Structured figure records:
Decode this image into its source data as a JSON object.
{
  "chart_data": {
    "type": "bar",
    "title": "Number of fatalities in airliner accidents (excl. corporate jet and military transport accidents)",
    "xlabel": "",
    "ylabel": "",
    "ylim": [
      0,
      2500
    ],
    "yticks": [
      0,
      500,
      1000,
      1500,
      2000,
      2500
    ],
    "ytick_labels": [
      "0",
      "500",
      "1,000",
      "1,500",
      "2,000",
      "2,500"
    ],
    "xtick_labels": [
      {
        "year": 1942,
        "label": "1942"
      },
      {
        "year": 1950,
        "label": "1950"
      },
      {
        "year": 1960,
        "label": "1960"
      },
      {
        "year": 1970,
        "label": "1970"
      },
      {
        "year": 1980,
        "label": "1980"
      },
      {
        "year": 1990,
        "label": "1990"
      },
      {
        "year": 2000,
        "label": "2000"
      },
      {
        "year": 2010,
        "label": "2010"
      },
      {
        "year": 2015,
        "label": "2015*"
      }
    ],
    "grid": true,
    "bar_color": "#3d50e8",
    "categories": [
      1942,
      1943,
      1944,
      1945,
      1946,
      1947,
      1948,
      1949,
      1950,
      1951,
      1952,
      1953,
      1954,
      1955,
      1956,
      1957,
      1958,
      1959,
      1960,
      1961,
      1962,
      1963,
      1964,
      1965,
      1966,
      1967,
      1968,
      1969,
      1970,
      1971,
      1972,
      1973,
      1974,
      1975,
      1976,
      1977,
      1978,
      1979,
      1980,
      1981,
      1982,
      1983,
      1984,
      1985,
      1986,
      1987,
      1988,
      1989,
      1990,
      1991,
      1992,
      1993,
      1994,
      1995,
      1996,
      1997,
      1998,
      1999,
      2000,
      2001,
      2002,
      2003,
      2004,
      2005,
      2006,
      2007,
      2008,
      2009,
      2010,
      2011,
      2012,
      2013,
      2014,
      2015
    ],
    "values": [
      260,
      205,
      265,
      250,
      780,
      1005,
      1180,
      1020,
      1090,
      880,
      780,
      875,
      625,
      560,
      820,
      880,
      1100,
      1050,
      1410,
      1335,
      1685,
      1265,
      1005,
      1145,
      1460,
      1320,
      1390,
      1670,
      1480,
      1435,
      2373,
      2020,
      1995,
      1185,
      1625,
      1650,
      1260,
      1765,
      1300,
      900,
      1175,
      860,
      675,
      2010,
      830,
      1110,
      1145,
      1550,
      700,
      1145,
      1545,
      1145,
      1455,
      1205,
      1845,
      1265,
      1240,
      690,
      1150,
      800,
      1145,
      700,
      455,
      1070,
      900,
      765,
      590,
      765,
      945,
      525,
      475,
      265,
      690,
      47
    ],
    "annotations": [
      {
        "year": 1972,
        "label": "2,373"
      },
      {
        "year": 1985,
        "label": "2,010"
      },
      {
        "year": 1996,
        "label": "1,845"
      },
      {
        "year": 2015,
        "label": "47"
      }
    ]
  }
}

WHAT YOU WILL DO: Print every entry exactly as it appears.

RESULT:
Decode this image into its source data as a JSON object.
{
  "chart_data": {
    "type": "bar",
    "title": "Number of fatalities in airliner accidents (excl. corporate jet and military transport accidents)",
    "xlabel": "",
    "ylabel": "",
    "ylim": [
      0,
      2500
    ],
    "yticks": [
      0,
      500,
      1000,
      1500,
      2000,
      2500
    ],
    "ytick_labels": [
      "0",
      "500",
      "1,000",
      "1,500",
      "2,000",
      "2,500"
    ],
    "xtick_labels": [
      {
        "year": 1942,
        "label": "1942"
      },
      {
        "year": 1950,
        "label": "1950"
      },
      {
        "year": 1960,
        "label": "1960"
      },
      {
        "year": 1970,
        "label": "1970"
      },
      {
        "year": 1980,
        "label": "1980"
      },
      {
        "year": 1990,
        "label": "1990"
      },
      {
        "year": 2000,
        "label": "2000"
      },
      {
        "year": 2010,
        "label": "2010"
      },
      {
        "year": 2015,
        "label": "2015*"
      }
    ],
    "grid": true,
    "bar_color": "#3d50e8",
    "categories": [
      1942,
      1943,
      1944,
      1945,
      1946,
      1947,
      1948,
      1949,
      1950,
      1951,
      1952,
      1953,
      1954,
      1955,
      1956,
      1957,
      1958,
      1959,
      1960,
      1961,
      1962,
      1963,
      1964,
      1965,
      1966,
      1967,
      1968,
      1969,
      1970,
      1971,
      1972,
      1973,
      1974,
      1975,
      1976,
      1977,
      1978,
      1979,
      1980,
      1981,
      1982,
      1983,
      1984,
      1985,
      1986,
      1987,
      1988,
      1989,
      1990,
      1991,
      1992,
      1993,
      1994,
      1995,
      1996,
      1997,
      1998,
      1999,
      2000,
      2001,
      2002,
      2003,
      2004,
      2005,
      2006,
      2007,
      2008,
      2009,
      2010,
      2011,
      2012,
      2013,
      2014,
      2015
    ],
    "values": [
      260,
      205,
      265,
      250,
      780,
      1005,
      1180,
      1020,
      1090,
      880,
      780,
      875,
      625,
      560,
      820,
      880,
      1100,
      1050,
      1410,
      1335,
      1685,
      1265,
      1005,
      1145,
      1460,
      1320,
      1390,
      1670,
      1480,
      1435,
      2373,
      2020,
      1995,
      1185,
      1625,
      1650,
      1260,
      1765,
      1300,
      900,
      1175,
      860,
      675,
      2010,
      830,
      1110,
      1145,
      1550,
      700,
      1145,
      1545,
      1145,
      1455,
      1205,
      1845,
      1265,
      1240,
      690,
      1150,
      800,
      1145,
      700,
      455,
      1070,
      900,
      765,
      590,
      765,
      945,
      525,
      475,
      265,
      690,
      47
    ],
    "annotations": [
      {
        "year": 1972,
        "label": "2,373"
      },
      {
        "year": 1985,
        "label": "2,010"
      },
      {
        "year": 1996,
        "label": "1,845"
      },
      {
        "year": 2015,
        "label": "47"
      }
    ]
  }
}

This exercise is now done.